SOURCE EXCERPT:

1st picture i use aquasky rgb 
2nd picture i use solor rgb


----------



## popeye (10 Aug 2020)

Ryan Thang To said:


> thanks for the kind works @Siege
> i appreciate that. i use ro on all my tanks. ro use less co2 and the pearling is amazing.
> 
> hi popeye
> ...



thanks for your reply.

I am thinking about a Dutch style scape so would be heavily planted. Obviously I can play about with the height of the lights and for me, the higher the better. 
I am wanting to have a fairly unrestricted top down view as the tank will be viewable when coming downstairs.


----------



## Ryan Thang To (10 Aug 2020)

popeye said:


> thanks for your reply.
> 
> I am thinking about a Dutch style scape so would be heavily planted. Obviously I can play about with the height of the lights and for me, the higher the better.
> I am wanting to have a fairly unrestricted top down view as the tank will be viewable when coming downstairs.


Dutch layout would be fun. good lucky on the trimming them plants


----------



## popeye (10 Aug 2020)

Ryan Thang To said:


> Dutch layout would be fun. good lucky on the trimming them plants



I sense sarcasm! 
I assume you suggest not to go down the Dutch route?


----------



## Ryan Thang To (10 Aug 2020)

popeye said:


> I sense sarcasm!
> I assume you suggest not to go down the Dutch route?


well it only a 60cm tank with that much light your going to need luck. going to be a lot of work to keep it nice and neat 😀


----------



## popeye (10 Aug 2020)

Ryan Thang To said:


> well it only a 60cm tank with that much light your going to need luck. going to be a lot of work to keep it nice and neat 😀



what would you suggest? Having the light about 15” from the surface help?
It’s looking like the consensus is the RGB is too much light for a 60P


----------



## popeye (10 Aug 2020)

@Ryan Thang To  your tank looks awesome. If Dutch not wise I’ll just do something like yours. 
I want red/pink stem plants with lots of contrasts in the scape.


----------



## popeye (11 Aug 2020)

@Shinobi i saw your tank and looks amazing. 
do you have any advice or thoughts for having a solar RGB over a 60p like yourself?

thanks.


----------



## rebel (11 Aug 2020)

The ADA solar RGB might look too large for a 60P from an aesthetic point of view also? Something to consider.


----------



## popeye (11 Aug 2020)

rebel said:


> The ADA solar RGB might look too large for a 60P from an aesthetic point of view also? Something to consider.






This is a shot of @Shinobi tank. Certainly doesn’t look too big to me.


----------



## Shinobi (11 Aug 2020)

Fits perfectly on a 60, certainly a high light option where the Aquasky is more of a medium-low light option.

Lines of data:
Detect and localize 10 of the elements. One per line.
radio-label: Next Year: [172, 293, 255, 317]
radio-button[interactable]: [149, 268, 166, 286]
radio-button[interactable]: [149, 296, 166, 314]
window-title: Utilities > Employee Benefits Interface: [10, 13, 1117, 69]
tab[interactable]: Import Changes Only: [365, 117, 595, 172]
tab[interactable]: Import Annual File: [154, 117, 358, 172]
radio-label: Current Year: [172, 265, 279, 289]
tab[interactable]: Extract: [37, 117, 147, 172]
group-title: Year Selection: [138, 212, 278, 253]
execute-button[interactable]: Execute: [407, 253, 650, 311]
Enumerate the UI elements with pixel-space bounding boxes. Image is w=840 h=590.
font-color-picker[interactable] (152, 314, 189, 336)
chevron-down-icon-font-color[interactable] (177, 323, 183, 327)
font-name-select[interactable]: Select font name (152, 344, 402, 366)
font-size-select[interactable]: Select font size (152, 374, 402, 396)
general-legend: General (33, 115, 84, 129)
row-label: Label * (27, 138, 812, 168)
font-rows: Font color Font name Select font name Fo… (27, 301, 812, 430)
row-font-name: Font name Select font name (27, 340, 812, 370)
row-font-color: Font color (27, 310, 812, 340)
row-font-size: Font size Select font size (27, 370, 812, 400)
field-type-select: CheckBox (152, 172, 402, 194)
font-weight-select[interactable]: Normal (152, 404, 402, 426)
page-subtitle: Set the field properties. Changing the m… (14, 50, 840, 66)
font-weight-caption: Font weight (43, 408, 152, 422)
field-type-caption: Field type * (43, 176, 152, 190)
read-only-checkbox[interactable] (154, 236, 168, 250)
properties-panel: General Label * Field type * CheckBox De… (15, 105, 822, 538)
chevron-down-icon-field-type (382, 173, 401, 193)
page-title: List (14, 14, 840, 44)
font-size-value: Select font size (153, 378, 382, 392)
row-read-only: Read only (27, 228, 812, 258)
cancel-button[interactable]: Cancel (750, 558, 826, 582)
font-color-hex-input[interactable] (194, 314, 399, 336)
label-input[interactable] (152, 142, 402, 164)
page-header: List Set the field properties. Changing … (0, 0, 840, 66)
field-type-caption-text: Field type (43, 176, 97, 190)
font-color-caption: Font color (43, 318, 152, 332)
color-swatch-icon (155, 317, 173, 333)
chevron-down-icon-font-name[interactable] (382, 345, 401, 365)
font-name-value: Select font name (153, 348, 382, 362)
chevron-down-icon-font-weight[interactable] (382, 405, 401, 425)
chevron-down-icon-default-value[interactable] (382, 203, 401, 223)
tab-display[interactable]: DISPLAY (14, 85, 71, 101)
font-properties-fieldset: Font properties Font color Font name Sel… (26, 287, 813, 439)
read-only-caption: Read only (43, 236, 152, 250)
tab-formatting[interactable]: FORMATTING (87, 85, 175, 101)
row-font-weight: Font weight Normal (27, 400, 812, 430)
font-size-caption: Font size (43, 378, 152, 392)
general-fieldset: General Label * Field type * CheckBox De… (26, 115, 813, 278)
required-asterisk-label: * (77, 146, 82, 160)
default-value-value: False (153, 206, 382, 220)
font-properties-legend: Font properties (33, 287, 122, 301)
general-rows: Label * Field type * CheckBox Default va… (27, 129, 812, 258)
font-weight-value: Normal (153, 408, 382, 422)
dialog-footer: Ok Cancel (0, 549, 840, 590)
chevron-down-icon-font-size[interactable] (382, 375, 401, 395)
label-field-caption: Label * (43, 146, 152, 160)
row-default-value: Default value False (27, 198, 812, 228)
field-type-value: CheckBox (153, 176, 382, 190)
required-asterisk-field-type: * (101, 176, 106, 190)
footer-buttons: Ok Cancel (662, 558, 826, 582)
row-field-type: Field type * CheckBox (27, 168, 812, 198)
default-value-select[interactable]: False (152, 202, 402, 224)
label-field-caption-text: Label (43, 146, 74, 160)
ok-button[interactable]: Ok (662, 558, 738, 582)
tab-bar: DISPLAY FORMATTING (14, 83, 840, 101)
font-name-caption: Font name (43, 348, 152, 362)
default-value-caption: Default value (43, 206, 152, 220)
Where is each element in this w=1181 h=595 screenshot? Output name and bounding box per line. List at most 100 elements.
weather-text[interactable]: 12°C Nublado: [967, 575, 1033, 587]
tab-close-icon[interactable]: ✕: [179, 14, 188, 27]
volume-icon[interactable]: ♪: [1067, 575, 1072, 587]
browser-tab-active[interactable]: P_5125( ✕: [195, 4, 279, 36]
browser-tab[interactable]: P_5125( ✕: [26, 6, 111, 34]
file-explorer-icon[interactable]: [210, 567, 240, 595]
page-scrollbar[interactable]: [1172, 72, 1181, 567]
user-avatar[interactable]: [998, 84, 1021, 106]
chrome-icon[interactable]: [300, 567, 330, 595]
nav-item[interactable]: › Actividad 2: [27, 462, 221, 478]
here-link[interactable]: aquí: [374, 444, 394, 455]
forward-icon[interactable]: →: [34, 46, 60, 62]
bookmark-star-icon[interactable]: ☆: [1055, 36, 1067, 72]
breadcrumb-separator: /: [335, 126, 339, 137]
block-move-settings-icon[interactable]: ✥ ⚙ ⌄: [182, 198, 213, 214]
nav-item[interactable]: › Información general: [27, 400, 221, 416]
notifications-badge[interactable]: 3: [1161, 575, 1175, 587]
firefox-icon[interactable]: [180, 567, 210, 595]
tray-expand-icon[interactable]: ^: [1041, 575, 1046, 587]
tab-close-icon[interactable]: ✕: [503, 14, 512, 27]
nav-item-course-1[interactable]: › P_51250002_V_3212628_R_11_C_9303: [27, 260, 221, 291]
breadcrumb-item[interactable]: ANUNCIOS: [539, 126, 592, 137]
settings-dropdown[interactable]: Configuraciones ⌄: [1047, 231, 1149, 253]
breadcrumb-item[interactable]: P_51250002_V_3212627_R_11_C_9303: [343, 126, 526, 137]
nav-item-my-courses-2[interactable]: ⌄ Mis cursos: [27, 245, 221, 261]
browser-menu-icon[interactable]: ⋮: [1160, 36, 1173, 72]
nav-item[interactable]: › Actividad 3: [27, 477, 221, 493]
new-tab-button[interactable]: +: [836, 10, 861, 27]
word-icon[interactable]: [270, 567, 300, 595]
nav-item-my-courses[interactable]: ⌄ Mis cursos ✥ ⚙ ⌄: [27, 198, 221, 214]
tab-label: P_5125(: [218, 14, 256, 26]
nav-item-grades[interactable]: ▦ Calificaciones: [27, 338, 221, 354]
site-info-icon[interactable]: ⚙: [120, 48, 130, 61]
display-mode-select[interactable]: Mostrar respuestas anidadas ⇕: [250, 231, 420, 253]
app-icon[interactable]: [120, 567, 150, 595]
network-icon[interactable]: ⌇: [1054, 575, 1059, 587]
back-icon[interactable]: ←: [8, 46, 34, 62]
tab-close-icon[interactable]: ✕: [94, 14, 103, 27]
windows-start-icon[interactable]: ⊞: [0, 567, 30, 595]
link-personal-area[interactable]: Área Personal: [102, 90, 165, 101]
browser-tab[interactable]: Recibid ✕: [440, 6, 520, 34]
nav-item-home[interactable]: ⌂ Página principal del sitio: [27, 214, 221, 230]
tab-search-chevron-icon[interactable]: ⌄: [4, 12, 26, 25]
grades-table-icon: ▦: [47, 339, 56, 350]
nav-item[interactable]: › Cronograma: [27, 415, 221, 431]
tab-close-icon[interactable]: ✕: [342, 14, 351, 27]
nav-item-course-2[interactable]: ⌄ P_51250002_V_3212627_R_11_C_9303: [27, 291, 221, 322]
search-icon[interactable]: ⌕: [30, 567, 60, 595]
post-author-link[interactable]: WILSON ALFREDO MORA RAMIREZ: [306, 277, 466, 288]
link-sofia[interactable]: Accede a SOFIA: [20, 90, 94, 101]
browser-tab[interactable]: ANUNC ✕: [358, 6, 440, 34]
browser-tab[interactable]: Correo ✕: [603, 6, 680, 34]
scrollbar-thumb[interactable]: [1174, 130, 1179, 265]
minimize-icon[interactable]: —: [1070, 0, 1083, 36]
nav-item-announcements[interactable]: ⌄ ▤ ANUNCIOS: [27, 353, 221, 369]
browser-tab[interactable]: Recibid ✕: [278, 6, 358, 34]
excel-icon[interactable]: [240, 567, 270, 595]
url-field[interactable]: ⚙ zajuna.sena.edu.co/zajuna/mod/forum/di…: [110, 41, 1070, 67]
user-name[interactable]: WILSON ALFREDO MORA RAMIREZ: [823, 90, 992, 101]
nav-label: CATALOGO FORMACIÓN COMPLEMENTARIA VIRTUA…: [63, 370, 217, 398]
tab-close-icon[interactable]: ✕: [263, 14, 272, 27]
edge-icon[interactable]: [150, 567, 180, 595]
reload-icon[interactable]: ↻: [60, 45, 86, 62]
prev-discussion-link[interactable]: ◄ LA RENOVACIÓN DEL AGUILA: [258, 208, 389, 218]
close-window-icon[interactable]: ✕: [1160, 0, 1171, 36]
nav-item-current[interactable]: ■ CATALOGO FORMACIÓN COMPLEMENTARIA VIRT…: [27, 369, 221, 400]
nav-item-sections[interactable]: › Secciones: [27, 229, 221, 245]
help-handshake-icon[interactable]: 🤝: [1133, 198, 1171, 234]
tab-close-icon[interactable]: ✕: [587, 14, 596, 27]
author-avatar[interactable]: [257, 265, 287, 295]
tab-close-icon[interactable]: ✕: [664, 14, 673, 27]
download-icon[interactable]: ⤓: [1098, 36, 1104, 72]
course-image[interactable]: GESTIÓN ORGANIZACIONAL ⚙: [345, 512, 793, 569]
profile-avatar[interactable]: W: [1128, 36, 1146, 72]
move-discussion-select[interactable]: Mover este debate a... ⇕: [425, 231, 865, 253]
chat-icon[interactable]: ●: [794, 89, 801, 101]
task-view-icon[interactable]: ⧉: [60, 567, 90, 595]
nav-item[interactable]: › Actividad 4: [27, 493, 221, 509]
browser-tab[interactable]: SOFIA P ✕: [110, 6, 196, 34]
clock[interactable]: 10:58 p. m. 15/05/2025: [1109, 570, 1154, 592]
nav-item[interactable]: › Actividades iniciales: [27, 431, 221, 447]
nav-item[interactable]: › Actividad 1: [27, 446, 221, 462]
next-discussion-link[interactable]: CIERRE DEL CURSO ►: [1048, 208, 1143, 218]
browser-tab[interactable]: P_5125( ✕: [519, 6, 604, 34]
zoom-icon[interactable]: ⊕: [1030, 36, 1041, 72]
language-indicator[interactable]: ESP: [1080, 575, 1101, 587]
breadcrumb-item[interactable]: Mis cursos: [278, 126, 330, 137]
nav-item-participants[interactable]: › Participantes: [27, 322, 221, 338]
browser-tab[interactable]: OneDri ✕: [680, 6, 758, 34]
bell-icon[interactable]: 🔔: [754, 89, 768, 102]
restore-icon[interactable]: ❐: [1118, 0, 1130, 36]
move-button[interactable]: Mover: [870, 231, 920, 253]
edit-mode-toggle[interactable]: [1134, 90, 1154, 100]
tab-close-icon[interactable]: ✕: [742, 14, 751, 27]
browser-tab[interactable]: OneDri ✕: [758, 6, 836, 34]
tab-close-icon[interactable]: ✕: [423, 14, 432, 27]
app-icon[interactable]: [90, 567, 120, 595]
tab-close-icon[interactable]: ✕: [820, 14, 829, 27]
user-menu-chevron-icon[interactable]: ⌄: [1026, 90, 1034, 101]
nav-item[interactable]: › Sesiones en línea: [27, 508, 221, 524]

TO-DO LIST:
**1.** In the aquarium lighting thread, how does Shinobi describe the Aquasky as a light option?
**2.** Pick up the aquarium lighting thread after its final post and continue it.
The entries have no connection to the aquarium lighting thread.

ANSWERS FOR THIS EXERCISE:
**1.** As a medium-low light option.

**2.**
The 'dangers' of high light is in my opinion highly exaggerated. Do your water changes, chose a good substrate so you can do a leaner water column dosing and you're good. You go lazy on maintenance, things will go wrong faster with high light. Consider the time and effort you're willing to put into weekly maintenance


----------



## popeye (11 Aug 2020)

Shinobi said:


> Fits perfectly on a 60, certainly a high light option where the Aquasky is more of a medium-low light option.
> The 'dangers' of high light is in my opinion highly exaggerated. Do your water changes, chose a good substrate so you can do a leaner water column dosing and you're good. You go lazy on maintenance, things will go wrong faster with high light. Consider the time and effort you're willing to put into weekly maintenance



Thanks. 

In my mind there are two factors using the Solar RGB on a 60P. Height and light duration. 
Surely both of these factors can be adjusted to suit individual specifics. 

Am I right in thinking,  that growth will be different with a high intensity light like the Solar RGB as the plants won’t be growing to “reach the light?”


----------



## Shinobi (11 Aug 2020)

popeye said:


> Thanks.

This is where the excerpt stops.